Select from the data all lines with the word "cosA".
--- Material to process ---
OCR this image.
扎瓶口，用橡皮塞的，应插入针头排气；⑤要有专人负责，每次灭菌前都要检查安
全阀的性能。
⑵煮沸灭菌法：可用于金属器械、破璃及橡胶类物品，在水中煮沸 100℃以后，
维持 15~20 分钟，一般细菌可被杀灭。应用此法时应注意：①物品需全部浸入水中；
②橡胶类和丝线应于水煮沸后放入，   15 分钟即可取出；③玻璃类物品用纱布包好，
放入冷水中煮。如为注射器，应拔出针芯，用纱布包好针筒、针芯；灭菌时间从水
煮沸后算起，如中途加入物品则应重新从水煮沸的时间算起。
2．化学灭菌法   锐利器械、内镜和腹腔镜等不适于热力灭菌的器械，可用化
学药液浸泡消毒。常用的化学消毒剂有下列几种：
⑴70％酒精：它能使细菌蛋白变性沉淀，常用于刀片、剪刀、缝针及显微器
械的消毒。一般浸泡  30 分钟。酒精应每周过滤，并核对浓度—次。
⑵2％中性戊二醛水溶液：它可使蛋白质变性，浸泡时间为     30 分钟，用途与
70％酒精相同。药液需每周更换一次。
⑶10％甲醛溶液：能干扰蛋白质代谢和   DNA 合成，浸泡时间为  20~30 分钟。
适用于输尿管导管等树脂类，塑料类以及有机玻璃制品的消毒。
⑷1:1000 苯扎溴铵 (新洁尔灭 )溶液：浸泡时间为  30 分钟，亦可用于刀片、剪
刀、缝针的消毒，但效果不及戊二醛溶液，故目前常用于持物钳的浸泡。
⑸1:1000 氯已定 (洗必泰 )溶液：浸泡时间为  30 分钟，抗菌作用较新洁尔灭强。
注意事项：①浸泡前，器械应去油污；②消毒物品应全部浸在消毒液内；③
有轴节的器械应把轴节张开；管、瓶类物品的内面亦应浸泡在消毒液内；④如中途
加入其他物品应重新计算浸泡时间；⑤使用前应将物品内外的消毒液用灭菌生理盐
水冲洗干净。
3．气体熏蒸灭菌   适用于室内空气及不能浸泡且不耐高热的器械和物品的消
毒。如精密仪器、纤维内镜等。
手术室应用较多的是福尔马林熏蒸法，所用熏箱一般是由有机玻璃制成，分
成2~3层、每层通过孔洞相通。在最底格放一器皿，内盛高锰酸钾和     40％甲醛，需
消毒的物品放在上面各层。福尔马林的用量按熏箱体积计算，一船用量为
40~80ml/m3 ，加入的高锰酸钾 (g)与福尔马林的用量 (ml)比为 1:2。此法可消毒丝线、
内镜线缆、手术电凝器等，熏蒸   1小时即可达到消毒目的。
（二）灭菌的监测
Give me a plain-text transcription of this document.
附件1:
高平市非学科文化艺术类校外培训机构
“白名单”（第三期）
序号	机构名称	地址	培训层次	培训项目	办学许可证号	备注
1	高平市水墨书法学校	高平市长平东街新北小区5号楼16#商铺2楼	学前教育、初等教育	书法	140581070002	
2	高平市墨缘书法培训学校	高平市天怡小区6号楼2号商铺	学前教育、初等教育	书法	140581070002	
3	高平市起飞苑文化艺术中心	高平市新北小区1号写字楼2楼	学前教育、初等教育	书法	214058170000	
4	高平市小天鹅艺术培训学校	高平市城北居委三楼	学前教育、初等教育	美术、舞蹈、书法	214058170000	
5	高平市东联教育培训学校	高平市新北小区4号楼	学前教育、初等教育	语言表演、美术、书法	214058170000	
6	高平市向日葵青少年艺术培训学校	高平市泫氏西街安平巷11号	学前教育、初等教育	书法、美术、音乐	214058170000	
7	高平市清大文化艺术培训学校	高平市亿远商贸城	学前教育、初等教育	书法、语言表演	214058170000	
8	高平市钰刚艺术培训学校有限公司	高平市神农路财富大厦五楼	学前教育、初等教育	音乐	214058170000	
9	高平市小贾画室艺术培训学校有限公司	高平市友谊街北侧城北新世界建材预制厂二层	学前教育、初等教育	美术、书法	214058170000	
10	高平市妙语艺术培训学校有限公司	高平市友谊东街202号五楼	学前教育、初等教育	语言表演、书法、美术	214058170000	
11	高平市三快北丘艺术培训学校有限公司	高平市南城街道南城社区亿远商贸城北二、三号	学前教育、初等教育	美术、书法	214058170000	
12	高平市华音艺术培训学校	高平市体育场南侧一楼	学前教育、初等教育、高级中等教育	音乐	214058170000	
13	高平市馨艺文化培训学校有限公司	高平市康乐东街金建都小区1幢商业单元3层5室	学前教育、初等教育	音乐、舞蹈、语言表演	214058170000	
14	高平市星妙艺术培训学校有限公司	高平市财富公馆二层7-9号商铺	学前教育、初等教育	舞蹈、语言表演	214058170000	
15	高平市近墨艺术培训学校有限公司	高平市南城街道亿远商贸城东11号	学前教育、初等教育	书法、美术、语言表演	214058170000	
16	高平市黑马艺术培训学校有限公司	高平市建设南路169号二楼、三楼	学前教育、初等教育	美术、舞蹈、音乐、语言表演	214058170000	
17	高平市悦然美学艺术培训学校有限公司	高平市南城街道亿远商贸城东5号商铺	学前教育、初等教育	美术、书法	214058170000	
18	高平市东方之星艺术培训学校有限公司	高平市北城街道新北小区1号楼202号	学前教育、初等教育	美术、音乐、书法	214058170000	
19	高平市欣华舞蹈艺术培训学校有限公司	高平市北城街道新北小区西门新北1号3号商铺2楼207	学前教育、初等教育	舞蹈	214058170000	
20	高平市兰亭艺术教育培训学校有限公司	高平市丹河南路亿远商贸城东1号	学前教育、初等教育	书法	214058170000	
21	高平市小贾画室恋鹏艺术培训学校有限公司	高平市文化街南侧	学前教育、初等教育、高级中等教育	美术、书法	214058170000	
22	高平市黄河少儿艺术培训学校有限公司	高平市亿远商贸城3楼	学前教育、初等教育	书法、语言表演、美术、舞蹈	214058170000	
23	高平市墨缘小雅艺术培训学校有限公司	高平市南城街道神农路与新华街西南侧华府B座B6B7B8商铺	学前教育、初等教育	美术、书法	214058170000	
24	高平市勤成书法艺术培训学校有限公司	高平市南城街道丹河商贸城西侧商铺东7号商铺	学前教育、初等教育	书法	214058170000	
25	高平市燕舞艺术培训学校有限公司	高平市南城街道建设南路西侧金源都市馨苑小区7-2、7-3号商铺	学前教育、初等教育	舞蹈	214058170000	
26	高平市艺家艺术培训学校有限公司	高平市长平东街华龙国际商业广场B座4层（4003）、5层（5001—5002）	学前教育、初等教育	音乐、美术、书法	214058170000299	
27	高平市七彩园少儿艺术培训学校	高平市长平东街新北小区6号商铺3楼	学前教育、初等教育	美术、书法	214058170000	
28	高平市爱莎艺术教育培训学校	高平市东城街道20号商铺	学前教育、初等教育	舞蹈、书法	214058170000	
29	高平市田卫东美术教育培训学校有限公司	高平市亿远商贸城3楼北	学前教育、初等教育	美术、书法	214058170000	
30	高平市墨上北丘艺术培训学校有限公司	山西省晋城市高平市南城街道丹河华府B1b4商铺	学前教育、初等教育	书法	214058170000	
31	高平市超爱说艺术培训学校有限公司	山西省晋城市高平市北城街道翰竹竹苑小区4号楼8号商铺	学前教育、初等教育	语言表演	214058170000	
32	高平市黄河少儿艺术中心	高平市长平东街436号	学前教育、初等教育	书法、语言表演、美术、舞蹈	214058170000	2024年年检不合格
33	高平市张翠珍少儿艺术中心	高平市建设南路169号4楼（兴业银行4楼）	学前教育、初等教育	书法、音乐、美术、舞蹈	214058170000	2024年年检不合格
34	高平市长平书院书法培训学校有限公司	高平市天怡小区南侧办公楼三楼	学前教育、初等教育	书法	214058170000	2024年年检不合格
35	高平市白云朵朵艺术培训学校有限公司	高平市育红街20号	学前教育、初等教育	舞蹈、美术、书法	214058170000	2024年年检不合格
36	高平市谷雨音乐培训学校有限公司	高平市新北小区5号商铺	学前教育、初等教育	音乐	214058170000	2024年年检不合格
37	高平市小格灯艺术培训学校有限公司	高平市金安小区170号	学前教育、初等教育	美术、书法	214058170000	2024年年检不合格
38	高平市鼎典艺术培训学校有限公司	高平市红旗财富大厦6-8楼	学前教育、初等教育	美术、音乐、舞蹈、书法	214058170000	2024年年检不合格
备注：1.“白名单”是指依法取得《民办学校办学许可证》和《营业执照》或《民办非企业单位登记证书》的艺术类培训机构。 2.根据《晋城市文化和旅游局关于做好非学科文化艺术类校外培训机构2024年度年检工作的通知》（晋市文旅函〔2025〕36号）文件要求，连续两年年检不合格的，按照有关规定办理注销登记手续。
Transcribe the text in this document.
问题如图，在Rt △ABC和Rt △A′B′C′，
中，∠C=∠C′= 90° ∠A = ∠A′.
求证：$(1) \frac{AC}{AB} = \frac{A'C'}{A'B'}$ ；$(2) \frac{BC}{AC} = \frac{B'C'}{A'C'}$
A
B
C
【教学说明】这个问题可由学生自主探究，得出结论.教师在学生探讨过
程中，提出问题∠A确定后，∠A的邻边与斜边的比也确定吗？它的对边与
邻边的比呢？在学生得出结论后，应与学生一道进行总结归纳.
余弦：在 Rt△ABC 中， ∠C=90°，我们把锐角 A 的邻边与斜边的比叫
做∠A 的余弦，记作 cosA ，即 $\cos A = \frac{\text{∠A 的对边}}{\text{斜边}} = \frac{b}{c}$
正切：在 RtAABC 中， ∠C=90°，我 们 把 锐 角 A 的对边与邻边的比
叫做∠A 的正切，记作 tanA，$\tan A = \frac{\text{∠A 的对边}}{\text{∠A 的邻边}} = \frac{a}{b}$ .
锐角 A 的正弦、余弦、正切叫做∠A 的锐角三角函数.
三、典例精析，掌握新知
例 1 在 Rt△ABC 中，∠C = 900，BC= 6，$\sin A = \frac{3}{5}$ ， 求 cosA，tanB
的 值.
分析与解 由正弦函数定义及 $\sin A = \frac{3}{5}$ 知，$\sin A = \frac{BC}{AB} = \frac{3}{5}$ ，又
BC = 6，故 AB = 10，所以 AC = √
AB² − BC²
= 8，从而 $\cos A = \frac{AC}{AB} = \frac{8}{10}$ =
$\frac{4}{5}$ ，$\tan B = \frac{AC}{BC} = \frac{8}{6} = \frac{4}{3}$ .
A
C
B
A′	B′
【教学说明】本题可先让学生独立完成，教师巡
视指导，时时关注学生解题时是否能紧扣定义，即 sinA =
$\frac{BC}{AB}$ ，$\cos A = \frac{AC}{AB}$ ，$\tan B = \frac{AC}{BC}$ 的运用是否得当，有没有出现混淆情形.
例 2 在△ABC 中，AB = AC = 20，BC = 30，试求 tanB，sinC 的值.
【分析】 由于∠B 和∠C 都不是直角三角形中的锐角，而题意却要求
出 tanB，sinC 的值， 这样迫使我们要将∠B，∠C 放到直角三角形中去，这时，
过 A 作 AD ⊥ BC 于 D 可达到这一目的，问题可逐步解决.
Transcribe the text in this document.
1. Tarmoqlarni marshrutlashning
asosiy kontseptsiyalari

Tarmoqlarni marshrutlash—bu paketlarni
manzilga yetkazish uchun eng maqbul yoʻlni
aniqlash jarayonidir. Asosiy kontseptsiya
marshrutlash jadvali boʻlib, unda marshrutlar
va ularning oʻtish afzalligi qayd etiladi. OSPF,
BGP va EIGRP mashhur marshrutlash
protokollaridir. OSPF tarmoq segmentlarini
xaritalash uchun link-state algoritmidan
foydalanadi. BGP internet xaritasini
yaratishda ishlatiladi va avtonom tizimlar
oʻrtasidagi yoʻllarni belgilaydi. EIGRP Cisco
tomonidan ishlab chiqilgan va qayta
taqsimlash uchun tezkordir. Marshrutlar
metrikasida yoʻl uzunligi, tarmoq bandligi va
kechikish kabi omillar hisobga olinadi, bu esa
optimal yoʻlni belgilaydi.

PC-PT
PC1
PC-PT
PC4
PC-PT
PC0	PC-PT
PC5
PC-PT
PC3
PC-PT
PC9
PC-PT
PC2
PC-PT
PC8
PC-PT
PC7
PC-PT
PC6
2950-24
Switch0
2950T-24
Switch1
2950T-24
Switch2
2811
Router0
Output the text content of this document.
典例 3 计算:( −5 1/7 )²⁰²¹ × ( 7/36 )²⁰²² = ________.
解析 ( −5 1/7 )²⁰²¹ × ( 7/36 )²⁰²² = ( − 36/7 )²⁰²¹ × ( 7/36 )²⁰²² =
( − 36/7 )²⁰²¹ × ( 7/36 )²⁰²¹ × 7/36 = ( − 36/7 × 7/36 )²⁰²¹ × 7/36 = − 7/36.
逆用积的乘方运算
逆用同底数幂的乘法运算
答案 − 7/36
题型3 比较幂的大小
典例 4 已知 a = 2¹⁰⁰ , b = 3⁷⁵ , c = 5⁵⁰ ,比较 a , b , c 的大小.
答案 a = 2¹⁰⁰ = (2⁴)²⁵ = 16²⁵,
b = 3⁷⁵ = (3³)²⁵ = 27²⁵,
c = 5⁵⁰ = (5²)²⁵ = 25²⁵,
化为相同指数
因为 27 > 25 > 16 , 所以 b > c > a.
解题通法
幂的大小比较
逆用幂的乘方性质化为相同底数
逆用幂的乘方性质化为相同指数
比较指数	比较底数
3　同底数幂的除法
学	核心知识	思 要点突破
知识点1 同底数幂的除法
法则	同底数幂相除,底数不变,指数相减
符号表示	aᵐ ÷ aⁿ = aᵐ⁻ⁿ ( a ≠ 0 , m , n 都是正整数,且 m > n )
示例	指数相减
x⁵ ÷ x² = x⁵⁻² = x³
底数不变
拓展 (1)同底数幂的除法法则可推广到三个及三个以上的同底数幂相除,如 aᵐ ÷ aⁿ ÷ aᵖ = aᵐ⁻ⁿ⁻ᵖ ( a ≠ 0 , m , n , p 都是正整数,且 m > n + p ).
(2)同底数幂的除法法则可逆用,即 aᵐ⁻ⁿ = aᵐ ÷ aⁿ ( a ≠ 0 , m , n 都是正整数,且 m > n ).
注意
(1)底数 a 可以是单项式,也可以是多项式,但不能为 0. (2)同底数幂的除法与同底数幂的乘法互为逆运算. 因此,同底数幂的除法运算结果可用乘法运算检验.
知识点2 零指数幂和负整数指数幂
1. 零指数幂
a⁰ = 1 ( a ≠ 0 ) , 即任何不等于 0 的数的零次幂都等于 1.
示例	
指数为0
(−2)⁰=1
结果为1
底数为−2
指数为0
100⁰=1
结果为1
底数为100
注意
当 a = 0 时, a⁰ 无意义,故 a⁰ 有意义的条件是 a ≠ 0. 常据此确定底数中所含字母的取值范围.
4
---
The answer
做∠A 的余弦，记作 cosA ，即 $\cos A = \frac{\text{∠A 的对边}}{\text{斜边}} = \frac{b}{c}$
例 1 在 Rt△ABC 中，∠C = 900，BC= 6，$\sin A = \frac{3}{5}$ ， 求 cosA，tanB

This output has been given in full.